§ **WORK TO BE COMPLETED**:
All material below is to be reproduced exactly.

§ **PROVIDED ENTRIES**:

******************************

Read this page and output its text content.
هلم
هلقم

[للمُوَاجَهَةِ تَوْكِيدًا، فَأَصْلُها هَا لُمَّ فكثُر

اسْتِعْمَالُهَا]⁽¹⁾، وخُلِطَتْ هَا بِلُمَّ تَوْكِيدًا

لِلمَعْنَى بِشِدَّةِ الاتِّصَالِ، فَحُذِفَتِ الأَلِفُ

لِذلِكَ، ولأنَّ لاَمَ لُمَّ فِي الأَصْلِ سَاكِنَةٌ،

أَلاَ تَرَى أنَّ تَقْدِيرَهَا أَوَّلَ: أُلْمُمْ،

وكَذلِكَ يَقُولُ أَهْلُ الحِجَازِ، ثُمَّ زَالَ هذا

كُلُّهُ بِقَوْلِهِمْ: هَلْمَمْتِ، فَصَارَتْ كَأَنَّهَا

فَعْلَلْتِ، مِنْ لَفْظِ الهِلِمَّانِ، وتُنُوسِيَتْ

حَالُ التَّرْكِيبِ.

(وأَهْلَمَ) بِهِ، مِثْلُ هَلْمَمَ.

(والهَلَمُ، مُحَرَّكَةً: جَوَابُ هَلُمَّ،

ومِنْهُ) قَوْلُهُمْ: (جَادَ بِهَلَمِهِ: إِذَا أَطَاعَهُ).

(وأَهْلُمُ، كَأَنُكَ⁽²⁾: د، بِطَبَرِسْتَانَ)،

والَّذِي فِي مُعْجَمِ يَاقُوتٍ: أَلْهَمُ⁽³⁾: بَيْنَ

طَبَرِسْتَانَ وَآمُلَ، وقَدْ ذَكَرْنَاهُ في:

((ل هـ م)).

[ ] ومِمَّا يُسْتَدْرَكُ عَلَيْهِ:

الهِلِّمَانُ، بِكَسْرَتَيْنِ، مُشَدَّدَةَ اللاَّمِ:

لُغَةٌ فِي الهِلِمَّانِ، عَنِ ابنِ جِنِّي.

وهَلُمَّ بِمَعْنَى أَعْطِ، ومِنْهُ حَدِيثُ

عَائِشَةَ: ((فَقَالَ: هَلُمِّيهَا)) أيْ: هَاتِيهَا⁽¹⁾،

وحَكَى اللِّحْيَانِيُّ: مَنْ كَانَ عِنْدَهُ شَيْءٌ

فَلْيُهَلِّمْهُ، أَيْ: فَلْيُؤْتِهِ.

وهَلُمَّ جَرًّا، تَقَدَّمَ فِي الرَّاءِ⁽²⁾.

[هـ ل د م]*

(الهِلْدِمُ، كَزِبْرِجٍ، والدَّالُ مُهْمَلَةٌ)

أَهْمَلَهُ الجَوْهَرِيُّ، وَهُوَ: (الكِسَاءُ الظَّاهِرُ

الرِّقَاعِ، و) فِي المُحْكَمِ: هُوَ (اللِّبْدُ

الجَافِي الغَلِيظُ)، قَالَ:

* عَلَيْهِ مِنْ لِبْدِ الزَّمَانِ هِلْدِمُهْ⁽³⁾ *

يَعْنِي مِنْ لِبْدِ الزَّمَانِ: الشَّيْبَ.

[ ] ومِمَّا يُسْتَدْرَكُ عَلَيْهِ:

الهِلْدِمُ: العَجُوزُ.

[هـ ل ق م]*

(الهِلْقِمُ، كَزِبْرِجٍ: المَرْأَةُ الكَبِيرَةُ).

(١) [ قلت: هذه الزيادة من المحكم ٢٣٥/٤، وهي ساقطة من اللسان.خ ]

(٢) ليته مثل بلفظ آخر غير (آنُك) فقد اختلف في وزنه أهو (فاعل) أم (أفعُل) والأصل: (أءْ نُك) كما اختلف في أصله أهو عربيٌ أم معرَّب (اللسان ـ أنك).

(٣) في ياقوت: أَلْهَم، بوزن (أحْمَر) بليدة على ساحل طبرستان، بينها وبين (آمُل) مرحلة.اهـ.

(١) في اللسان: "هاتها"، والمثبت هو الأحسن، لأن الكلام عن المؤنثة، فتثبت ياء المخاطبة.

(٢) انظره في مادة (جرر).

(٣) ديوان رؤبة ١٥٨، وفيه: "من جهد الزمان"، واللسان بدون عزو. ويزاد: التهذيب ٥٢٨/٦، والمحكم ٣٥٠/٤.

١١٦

******************************

§ **CORRECT RESPONSE**:
Read this page and output its text content.
هلم
هلقم

[للمُوَاجَهَةِ تَوْكِيدًا، فَأَصْلُها هَا لُمَّ فكثُر

اسْتِعْمَالُهَا]⁽¹⁾، وخُلِطَتْ هَا بِلُمَّ تَوْكِيدًا

لِلمَعْنَى بِشِدَّةِ الاتِّصَالِ، فَحُذِفَتِ الأَلِفُ

لِذلِكَ، ولأنَّ لاَمَ لُمَّ فِي الأَصْلِ سَاكِنَةٌ،

أَلاَ تَرَى أنَّ تَقْدِيرَهَا أَوَّلَ: أُلْمُمْ،

وكَذلِكَ يَقُولُ أَهْلُ الحِجَازِ، ثُمَّ زَالَ هذا

كُلُّهُ بِقَوْلِهِمْ: هَلْمَمْتِ، فَصَارَتْ كَأَنَّهَا

فَعْلَلْتِ، مِنْ لَفْظِ الهِلِمَّانِ، وتُنُوسِيَتْ

حَالُ التَّرْكِيبِ.

(وأَهْلَمَ) بِهِ، مِثْلُ هَلْمَمَ.

(والهَلَمُ، مُحَرَّكَةً: جَوَابُ هَلُمَّ،

ومِنْهُ) قَوْلُهُمْ: (جَادَ بِهَلَمِهِ: إِذَا أَطَاعَهُ).

(وأَهْلُمُ، كَأَنُكَ⁽²⁾: د، بِطَبَرِسْتَانَ)،

والَّذِي فِي مُعْجَمِ يَاقُوتٍ: أَلْهَمُ⁽³⁾: بَيْنَ

طَبَرِسْتَانَ وَآمُلَ، وقَدْ ذَكَرْنَاهُ في:

((ل هـ م)).

[ ] ومِمَّا يُسْتَدْرَكُ عَلَيْهِ:

الهِلِّمَانُ، بِكَسْرَتَيْنِ، مُشَدَّدَةَ اللاَّمِ:

لُغَةٌ فِي الهِلِمَّانِ، عَنِ ابنِ جِنِّي.

وهَلُمَّ بِمَعْنَى أَعْطِ، ومِنْهُ حَدِيثُ

عَائِشَةَ: ((فَقَالَ: هَلُمِّيهَا)) أيْ: هَاتِيهَا⁽¹⁾،

وحَكَى اللِّحْيَانِيُّ: مَنْ كَانَ عِنْدَهُ شَيْءٌ

فَلْيُهَلِّمْهُ، أَيْ: فَلْيُؤْتِهِ.

وهَلُمَّ جَرًّا، تَقَدَّمَ فِي الرَّاءِ⁽²⁾.

[هـ ل د م]*

(الهِلْدِمُ، كَزِبْرِجٍ، والدَّالُ مُهْمَلَةٌ)

أَهْمَلَهُ الجَوْهَرِيُّ، وَهُوَ: (الكِسَاءُ الظَّاهِرُ

الرِّقَاعِ، و) فِي المُحْكَمِ: هُوَ (اللِّبْدُ

الجَافِي الغَلِيظُ)، قَالَ:

* عَلَيْهِ مِنْ لِبْدِ الزَّمَانِ هِلْدِمُهْ⁽³⁾ *

يَعْنِي مِنْ لِبْدِ الزَّمَانِ: الشَّيْبَ.

[ ] ومِمَّا يُسْتَدْرَكُ عَلَيْهِ:

الهِلْدِمُ: العَجُوزُ.

[هـ ل ق م]*

(الهِلْقِمُ، كَزِبْرِجٍ: المَرْأَةُ الكَبِيرَةُ).

(١) [ قلت: هذه الزيادة من المحكم ٢٣٥/٤، وهي ساقطة من اللسان.خ ]

(٢) ليته مثل بلفظ آخر غير (آنُك) فقد اختلف في وزنه أهو (فاعل) أم (أفعُل) والأصل: (أءْ نُك) كما اختلف في أصله أهو عربيٌ أم معرَّب (اللسان ـ أنك).

(٣) في ياقوت: أَلْهَم، بوزن (أحْمَر) بليدة على ساحل طبرستان، بينها وبين (آمُل) مرحلة.اهـ.

(١) في اللسان: "هاتها"، والمثبت هو الأحسن، لأن الكلام عن المؤنثة، فتثبت ياء المخاطبة.

(٢) انظره في مادة (جرر).

(٣) ديوان رؤبة ١٥٨، وفيه: "من جهد الزمان"، واللسان بدون عزو. ويزاد: التهذيب ٥٢٨/٦، والمحكم ٣٥٠/٤.

١١٦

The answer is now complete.